(Figure record extracts)
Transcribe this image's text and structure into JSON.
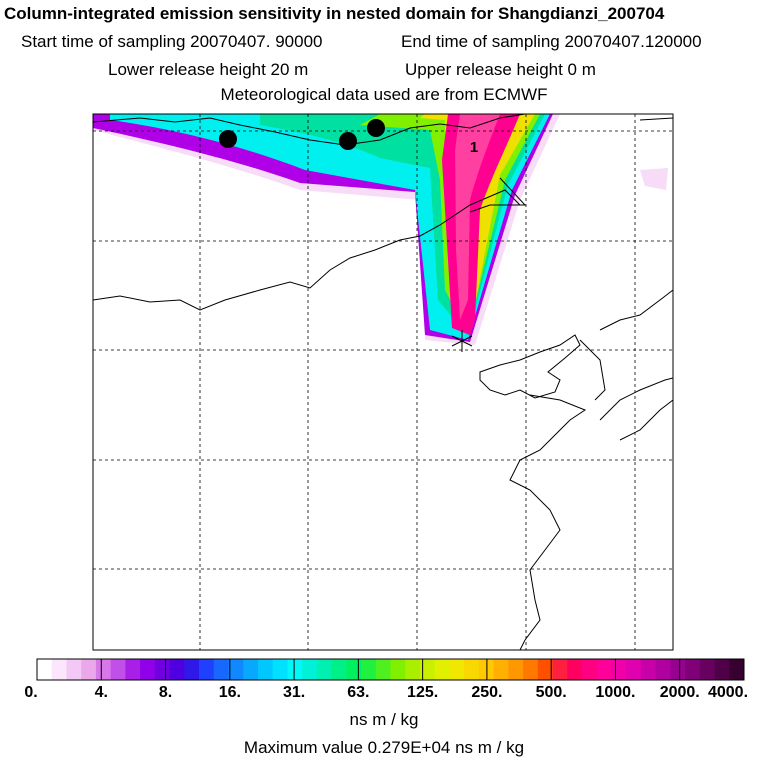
{
  "header": {
    "title": "Column-integrated emission sensitivity in nested domain for Shangdianzi_200704",
    "start_label": "Start time of sampling 20070407. 90000",
    "end_label": "End time of sampling 20070407.120000",
    "lower_label": "Lower release height   20 m",
    "upper_label": "Upper release height    0 m",
    "met_label": "Meteorological data used are from ECMWF"
  },
  "map": {
    "marker_label": "1",
    "plume_colors": {
      "white_edge": "#f6dcf6",
      "violet": "#b000e8",
      "cyan": "#00f0f0",
      "teal": "#00e0a0",
      "green": "#80f000",
      "yellow": "#f0e000",
      "magenta": "#ff0090",
      "pink": "#ff40a0"
    }
  },
  "colorbar": {
    "tick_labels": [
      "0.",
      "4.",
      "8.",
      "16.",
      "31.",
      "63.",
      "125.",
      "250.",
      "500.",
      "1000.",
      "2000.",
      "4000."
    ],
    "colors": [
      "#ffffff",
      "#fbe6fb",
      "#f4c8f4",
      "#eaa8ea",
      "#d878e8",
      "#c050e8",
      "#a820e8",
      "#9000e8",
      "#7000e0",
      "#5000e0",
      "#3018e8",
      "#2040ff",
      "#1868ff",
      "#1088ff",
      "#08a8ff",
      "#00c8ff",
      "#00e0ff",
      "#00f8f8",
      "#00f0d8",
      "#00f0b0",
      "#00f088",
      "#00f060",
      "#20f040",
      "#50f020",
      "#80f000",
      "#a8f000",
      "#c8f000",
      "#e0f000",
      "#f0e800",
      "#f8d800",
      "#ffc800",
      "#ffb000",
      "#ff9800",
      "#ff7800",
      "#ff5000",
      "#ff2040",
      "#ff0060",
      "#ff0080",
      "#ff0098",
      "#f000a8",
      "#e000b0",
      "#c800a8",
      "#b000a0",
      "#980090",
      "#800078",
      "#680060",
      "#500048",
      "#380030"
    ],
    "units": "ns m / kg",
    "max_value": "Maximum value  0.279E+04 ns m / kg"
  }
}
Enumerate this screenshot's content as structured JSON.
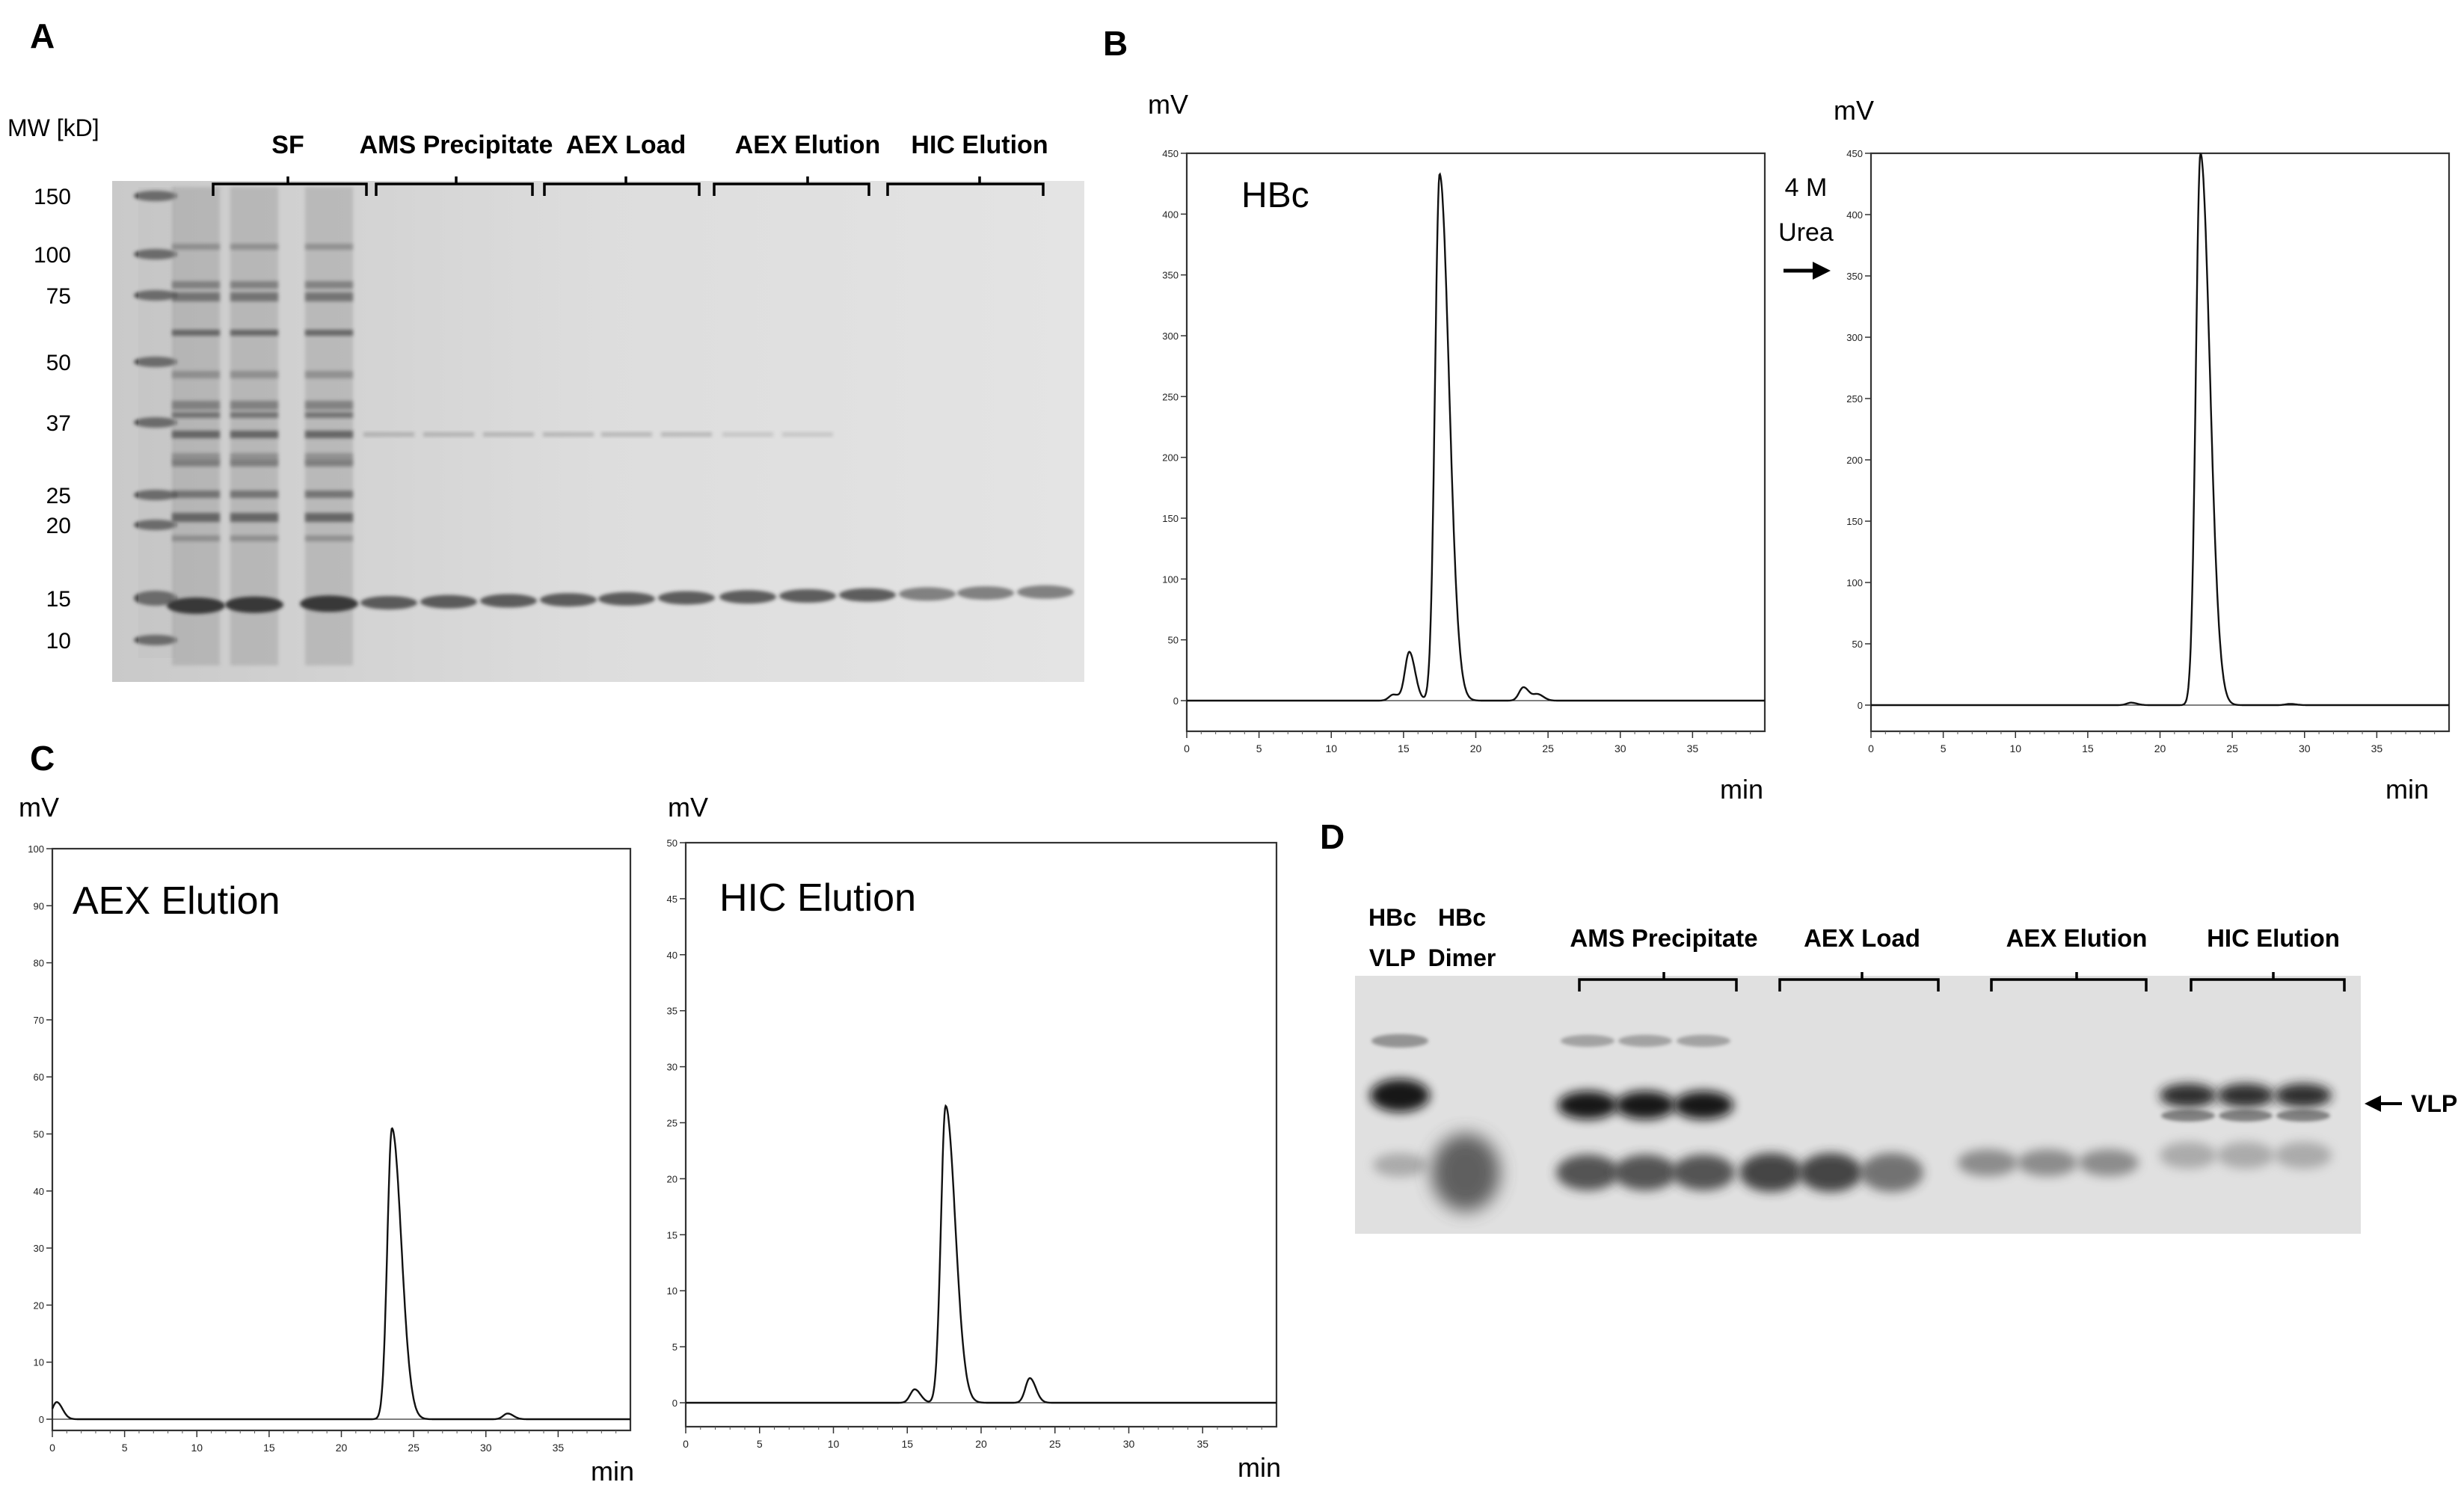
{
  "panels": {
    "A": {
      "letter": "A",
      "mw_title": "MW [kD]",
      "mw_labels": [
        "150",
        "100",
        "75",
        "50",
        "37",
        "25",
        "20",
        "15",
        "10"
      ],
      "groups": [
        "SF",
        "AMS Precipitate",
        "AEX Load",
        "AEX Elution",
        "HIC Elution"
      ]
    },
    "B": {
      "letter": "B",
      "urea_label": [
        "4 M",
        "Urea"
      ],
      "left": {
        "inset_label": "HBc",
        "yunit": "mV",
        "xunit": "min"
      },
      "right": {
        "inset_label": "",
        "yunit": "mV",
        "xunit": "min"
      }
    },
    "C": {
      "letter": "C",
      "left": {
        "inset_label": "AEX Elution",
        "yunit": "mV",
        "xunit": "min"
      },
      "right": {
        "inset_label": "HIC Elution",
        "yunit": "mV",
        "xunit": "min"
      }
    },
    "D": {
      "letter": "D",
      "standards": [
        {
          "line1": "HBc",
          "line2": "VLP"
        },
        {
          "line1": "HBc",
          "line2": "Dimer"
        }
      ],
      "groups": [
        "AMS Precipitate",
        "AEX Load",
        "AEX Elution",
        "HIC Elution"
      ],
      "vlp_label": "VLP"
    }
  },
  "chart_data": [
    {
      "type": "line",
      "id": "B-left",
      "ylabel": "mV",
      "xlabel": "min",
      "xlim": [
        0,
        40
      ],
      "ylim": [
        -25,
        450
      ],
      "xticks": [
        0,
        5,
        10,
        15,
        20,
        25,
        30,
        35
      ],
      "yticks": [
        0,
        50,
        100,
        150,
        200,
        250,
        300,
        350,
        400,
        450
      ],
      "peaks": [
        {
          "x": 14.3,
          "y": 5
        },
        {
          "x": 15.4,
          "y": 40
        },
        {
          "x": 17.5,
          "y": 433
        },
        {
          "x": 23.3,
          "y": 11
        },
        {
          "x": 24.3,
          "y": 5
        }
      ]
    },
    {
      "type": "line",
      "id": "B-right",
      "ylabel": "mV",
      "xlabel": "min",
      "xlim": [
        0,
        40
      ],
      "ylim": [
        -25,
        450
      ],
      "xticks": [
        0,
        5,
        10,
        15,
        20,
        25,
        30,
        35
      ],
      "yticks": [
        0,
        50,
        100,
        150,
        200,
        250,
        300,
        350,
        400,
        450
      ],
      "peaks": [
        {
          "x": 18.0,
          "y": 2
        },
        {
          "x": 22.8,
          "y": 450
        },
        {
          "x": 29.0,
          "y": 1
        }
      ]
    },
    {
      "type": "line",
      "id": "C-left",
      "ylabel": "mV",
      "xlabel": "min",
      "xlim": [
        0,
        40
      ],
      "ylim": [
        0,
        100
      ],
      "xticks": [
        0,
        5,
        10,
        15,
        20,
        25,
        30,
        35
      ],
      "yticks": [
        0,
        10,
        20,
        30,
        40,
        50,
        60,
        70,
        80,
        90,
        100
      ],
      "peaks": [
        {
          "x": 0.3,
          "y": 3
        },
        {
          "x": 23.5,
          "y": 51
        },
        {
          "x": 31.5,
          "y": 1
        }
      ]
    },
    {
      "type": "line",
      "id": "C-right",
      "ylabel": "mV",
      "xlabel": "min",
      "xlim": [
        0,
        40
      ],
      "ylim": [
        -2,
        50
      ],
      "xticks": [
        0,
        5,
        10,
        15,
        20,
        25,
        30,
        35
      ],
      "yticks": [
        0,
        5,
        10,
        15,
        20,
        25,
        30,
        35,
        40,
        45,
        50
      ],
      "peaks": [
        {
          "x": 15.5,
          "y": 1.2
        },
        {
          "x": 17.6,
          "y": 26.5
        },
        {
          "x": 23.3,
          "y": 2.2
        }
      ]
    }
  ]
}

**Written request:**
From the listing, extract all text exactly as given and drop any picture.

**Result of the exercise:**
Transcribe this image's text and structure into JSON.
{
  "header": {
    "title": "Column-integrated emission sensitivity in nested domain for Shangdianzi_200704",
    "start_label": "Start time of sampling 20070407. 90000",
    "end_label": "End time of sampling 20070407.120000",
    "lower_label": "Lower release height   20 m",
    "upper_label": "Upper release height    0 m",
    "met_label": "Meteorological data used are from ECMWF"
  },
  "map": {
    "marker_label": "1",
    "plume_colors": {
      "white_edge": "#f6dcf6",
      "violet": "#b000e8",
      "cyan": "#00f0f0",
      "teal": "#00e0a0",
      "green": "#80f000",
      "yellow": "#f0e000",
      "magenta": "#ff0090",
      "pink": "#ff40a0"
    }
  },
  "colorbar": {
    "tick_labels": [
      "0.",
      "4.",
      "8.",
      "16.",
      "31.",
      "63.",
      "125.",
      "250.",
      "500.",
      "1000.",
      "2000.",
      "4000."
    ],
    "colors": [
      "#ffffff",
      "#fbe6fb",
      "#f4c8f4",
      "#eaa8ea",
      "#d878e8",
      "#c050e8",
      "#a820e8",
      "#9000e8",
      "#7000e0",
      "#5000e0",
      "#3018e8",
      "#2040ff",
      "#1868ff",
      "#1088ff",
      "#08a8ff",
      "#00c8ff",
      "#00e0ff",
      "#00f8f8",
      "#00f0d8",
      "#00f0b0",
      "#00f088",
      "#00f060",
      "#20f040",
      "#50f020",
      "#80f000",
      "#a8f000",
      "#c8f000",
      "#e0f000",
      "#f0e800",
      "#f8d800",
      "#ffc800",
      "#ffb000",
      "#ff9800",
      "#ff7800",
      "#ff5000",
      "#ff2040",
      "#ff0060",
      "#ff0080",
      "#ff0098",
      "#f000a8",
      "#e000b0",
      "#c800a8",
      "#b000a0",
      "#980090",
      "#800078",
      "#680060",
      "#500048",
      "#380030"
    ],
    "units": "ns m / kg",
    "max_value": "Maximum value  0.279E+04 ns m / kg"
  }
}
Enumerate this screenshot's content as structured JSON.
{
  "panels": {
    "A": {
      "letter": "A",
      "mw_title": "MW [kD]",
      "mw_labels": [
        "150",
        "100",
        "75",
        "50",
        "37",
        "25",
        "20",
        "15",
        "10"
      ],
      "groups": [
        "SF",
        "AMS Precipitate",
        "AEX Load",
        "AEX Elution",
        "HIC Elution"
      ]
    },
    "B": {
      "letter": "B",
      "urea_label": [
        "4 M",
        "Urea"
      ],
      "left": {
        "inset_label": "HBc",
        "yunit": "mV",
        "xunit": "min"
      },
      "right": {
        "inset_label": "",
        "yunit": "mV",
        "xunit": "min"
      }
    },
    "C": {
      "letter": "C",
      "left": {
        "inset_label": "AEX Elution",
        "yunit": "mV",
        "xunit": "min"
      },
      "right": {
        "inset_label": "HIC Elution",
        "yunit": "mV",
        "xunit": "min"
      }
    },
    "D": {
      "letter": "D",
      "standards": [
        {
          "line1": "HBc",
          "line2": "VLP"
        },
        {
          "line1": "HBc",
          "line2": "Dimer"
        }
      ],
      "groups": [
        "AMS Precipitate",
        "AEX Load",
        "AEX Elution",
        "HIC Elution"
      ],
      "vlp_label": "VLP"
    }
  },
  "chart_data": [
    {
      "type": "line",
      "id": "B-left",
      "ylabel": "mV",
      "xlabel": "min",
      "xlim": [
        0,
        40
      ],
      "ylim": [
        -25,
        450
      ],
      "xticks": [
        0,
        5,
        10,
        15,
        20,
        25,
        30,
        35
      ],
      "yticks": [
        0,
        50,
        100,
        150,
        200,
        250,
        300,
        350,
        400,
        450
      ],
      "peaks": [
        {
          "x": 14.3,
          "y": 5
        },
        {
          "x": 15.4,
          "y": 40
        },
        {
          "x": 17.5,
          "y": 433
        },
        {
          "x": 23.3,
          "y": 11
        },
        {
          "x": 24.3,
          "y": 5
        }
      ]
    },
    {
      "type": "line",
      "id": "B-right",
      "ylabel": "mV",
      "xlabel": "min",
      "xlim": [
        0,
        40
      ],
      "ylim": [
        -25,
        450
      ],
      "xticks": [
        0,
        5,
        10,
        15,
        20,
        25,
        30,
        35
      ],
      "yticks": [
        0,
        50,
        100,
        150,
        200,
        250,
        300,
        350,
        400,
        450
      ],
      "peaks": [
        {
          "x": 18.0,
          "y": 2
        },
        {
          "x": 22.8,
          "y": 450
        },
        {
          "x": 29.0,
          "y": 1
        }
      ]
    },
    {
      "type": "line",
      "id": "C-left",
      "ylabel": "mV",
      "xlabel": "min",
      "xlim": [
        0,
        40
      ],
      "ylim": [
        0,
        100
      ],
      "xticks": [
        0,
        5,
        10,
        15,
        20,
        25,
        30,
        35
      ],
      "yticks": [
        0,
        10,
        20,
        30,
        40,
        50,
        60,
        70,
        80,
        90,
        100
      ],
      "peaks": [
        {
          "x": 0.3,
          "y": 3
        },
        {
          "x": 23.5,
          "y": 51
        },
        {
          "x": 31.5,
          "y": 1
        }
      ]
    },
    {
      "type": "line",
      "id": "C-right",
      "ylabel": "mV",
      "xlabel": "min",
      "xlim": [
        0,
        40
      ],
      "ylim": [
        -2,
        50
      ],
      "xticks": [
        0,
        5,
        10,
        15,
        20,
        25,
        30,
        35
      ],
      "yticks": [
        0,
        5,
        10,
        15,
        20,
        25,
        30,
        35,
        40,
        45,
        50
      ],
      "peaks": [
        {
          "x": 15.5,
          "y": 1.2
        },
        {
          "x": 17.6,
          "y": 26.5
        },
        {
          "x": 23.3,
          "y": 2.2
        }
      ]
    }
  ]
}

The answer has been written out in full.